= Task directions =
Quote the listing below in full and exactly as written, but omit every picture.

§ §

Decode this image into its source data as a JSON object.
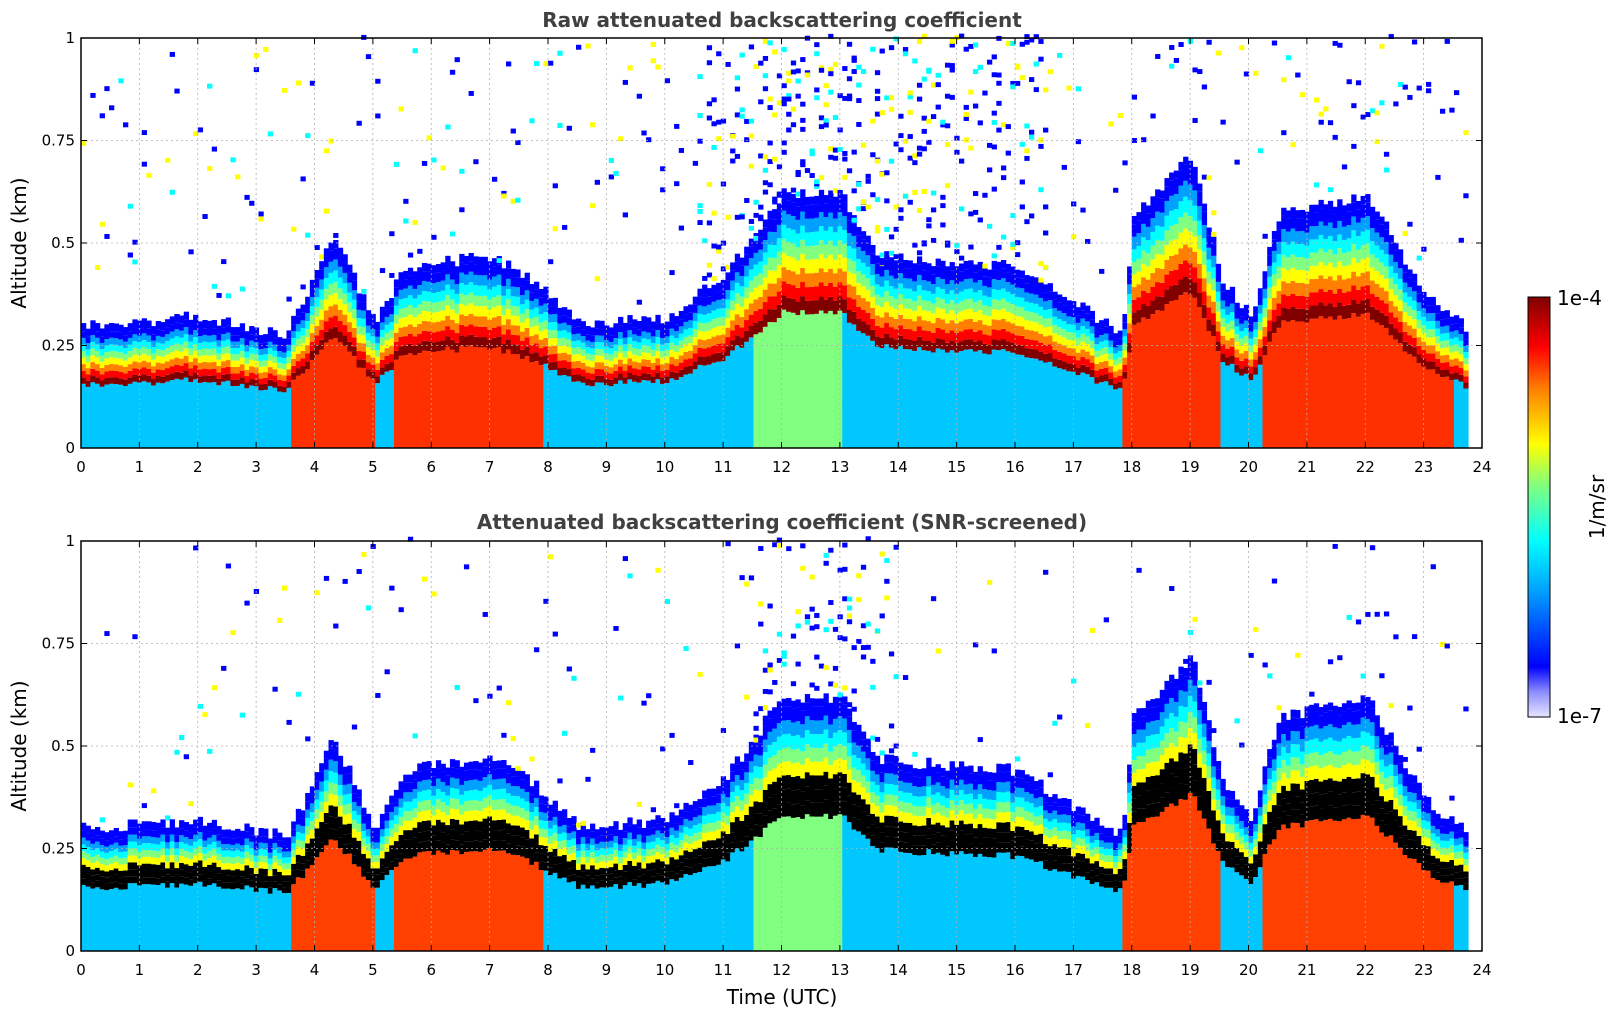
{
  "chart_data": [
    {
      "type": "heatmap",
      "id": "raw",
      "title": "Raw attenuated backscattering coefficient",
      "xlabel": "",
      "ylabel": "Altitude (km)",
      "xlim": [
        0,
        24
      ],
      "ylim": [
        0,
        1
      ],
      "xticks": [
        "0",
        "1",
        "2",
        "3",
        "4",
        "5",
        "6",
        "7",
        "8",
        "9",
        "10",
        "11",
        "12",
        "13",
        "14",
        "15",
        "16",
        "17",
        "18",
        "19",
        "20",
        "21",
        "22",
        "23",
        "24"
      ],
      "yticks": [
        {
          "value": 0,
          "label": "0"
        },
        {
          "value": 0.25,
          "label": "0.25"
        },
        {
          "value": 0.5,
          "label": "0.5"
        },
        {
          "value": 0.75,
          "label": "0.75"
        },
        {
          "value": 1,
          "label": "1"
        }
      ],
      "grid": true,
      "screened": false
    },
    {
      "type": "heatmap",
      "id": "screened",
      "title": "Attenuated backscattering coefficient (SNR-screened)",
      "xlabel": "Time (UTC)",
      "ylabel": "Altitude (km)",
      "xlim": [
        0,
        24
      ],
      "ylim": [
        0,
        1
      ],
      "xticks": [
        "0",
        "1",
        "2",
        "3",
        "4",
        "5",
        "6",
        "7",
        "8",
        "9",
        "10",
        "11",
        "12",
        "13",
        "14",
        "15",
        "16",
        "17",
        "18",
        "19",
        "20",
        "21",
        "22",
        "23",
        "24"
      ],
      "yticks": [
        {
          "value": 0,
          "label": "0"
        },
        {
          "value": 0.25,
          "label": "0.25"
        },
        {
          "value": 0.5,
          "label": "0.5"
        },
        {
          "value": 0.75,
          "label": "0.75"
        },
        {
          "value": 1,
          "label": "1"
        }
      ],
      "grid": true,
      "screened": true
    }
  ],
  "layer_profile": {
    "description": "Approximate boundary-layer top altitude (km) vs time (UTC hours)",
    "time": [
      0,
      2,
      3,
      3.5,
      4.3,
      5,
      5.5,
      7,
      7.8,
      8.5,
      10,
      11,
      12,
      13,
      13.6,
      14,
      15.5,
      16,
      17.8,
      18,
      19,
      19.5,
      20,
      20.5,
      22,
      23,
      23.7
    ],
    "top": [
      0.28,
      0.3,
      0.27,
      0.26,
      0.5,
      0.28,
      0.42,
      0.45,
      0.38,
      0.28,
      0.3,
      0.4,
      0.6,
      0.6,
      0.45,
      0.44,
      0.43,
      0.42,
      0.26,
      0.55,
      0.7,
      0.4,
      0.3,
      0.55,
      0.6,
      0.35,
      0.27
    ]
  },
  "colorbar": {
    "label": "1/m/sr",
    "max_label": "1e-4",
    "min_label": "1e-7",
    "scale": "log",
    "range": [
      1e-07,
      0.0001
    ],
    "colors": [
      "#e6e6ff",
      "#0000ff",
      "#00a0ff",
      "#00ffff",
      "#80ff80",
      "#ffff00",
      "#ff8000",
      "#ff0000",
      "#800000"
    ]
  }
}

§ §

= Written response =
Decode this image into its source data as a JSON object.
{
  "chart_data": [
    {
      "type": "heatmap",
      "id": "raw",
      "title": "Raw attenuated backscattering coefficient",
      "xlabel": "",
      "ylabel": "Altitude (km)",
      "xlim": [
        0,
        24
      ],
      "ylim": [
        0,
        1
      ],
      "xticks": [
        "0",
        "1",
        "2",
        "3",
        "4",
        "5",
        "6",
        "7",
        "8",
        "9",
        "10",
        "11",
        "12",
        "13",
        "14",
        "15",
        "16",
        "17",
        "18",
        "19",
        "20",
        "21",
        "22",
        "23",
        "24"
      ],
      "yticks": [
        {
          "value": 0,
          "label": "0"
        },
        {
          "value": 0.25,
          "label": "0.25"
        },
        {
          "value": 0.5,
          "label": "0.5"
        },
        {
          "value": 0.75,
          "label": "0.75"
        },
        {
          "value": 1,
          "label": "1"
        }
      ],
      "grid": true,
      "screened": false
    },
    {
      "type": "heatmap",
      "id": "screened",
      "title": "Attenuated backscattering coefficient (SNR-screened)",
      "xlabel": "Time (UTC)",
      "ylabel": "Altitude (km)",
      "xlim": [
        0,
        24
      ],
      "ylim": [
        0,
        1
      ],
      "xticks": [
        "0",
        "1",
        "2",
        "3",
        "4",
        "5",
        "6",
        "7",
        "8",
        "9",
        "10",
        "11",
        "12",
        "13",
        "14",
        "15",
        "16",
        "17",
        "18",
        "19",
        "20",
        "21",
        "22",
        "23",
        "24"
      ],
      "yticks": [
        {
          "value": 0,
          "label": "0"
        },
        {
          "value": 0.25,
          "label": "0.25"
        },
        {
          "value": 0.5,
          "label": "0.5"
        },
        {
          "value": 0.75,
          "label": "0.75"
        },
        {
          "value": 1,
          "label": "1"
        }
      ],
      "grid": true,
      "screened": true
    }
  ],
  "layer_profile": {
    "description": "Approximate boundary-layer top altitude (km) vs time (UTC hours)",
    "time": [
      0,
      2,
      3,
      3.5,
      4.3,
      5,
      5.5,
      7,
      7.8,
      8.5,
      10,
      11,
      12,
      13,
      13.6,
      14,
      15.5,
      16,
      17.8,
      18,
      19,
      19.5,
      20,
      20.5,
      22,
      23,
      23.7
    ],
    "top": [
      0.28,
      0.3,
      0.27,
      0.26,
      0.5,
      0.28,
      0.42,
      0.45,
      0.38,
      0.28,
      0.3,
      0.4,
      0.6,
      0.6,
      0.45,
      0.44,
      0.43,
      0.42,
      0.26,
      0.55,
      0.7,
      0.4,
      0.3,
      0.55,
      0.6,
      0.35,
      0.27
    ]
  },
  "colorbar": {
    "label": "1/m/sr",
    "max_label": "1e-4",
    "min_label": "1e-7",
    "scale": "log",
    "range": [
      1e-07,
      0.0001
    ],
    "colors": [
      "#e6e6ff",
      "#0000ff",
      "#00a0ff",
      "#00ffff",
      "#80ff80",
      "#ffff00",
      "#ff8000",
      "#ff0000",
      "#800000"
    ]
  }
}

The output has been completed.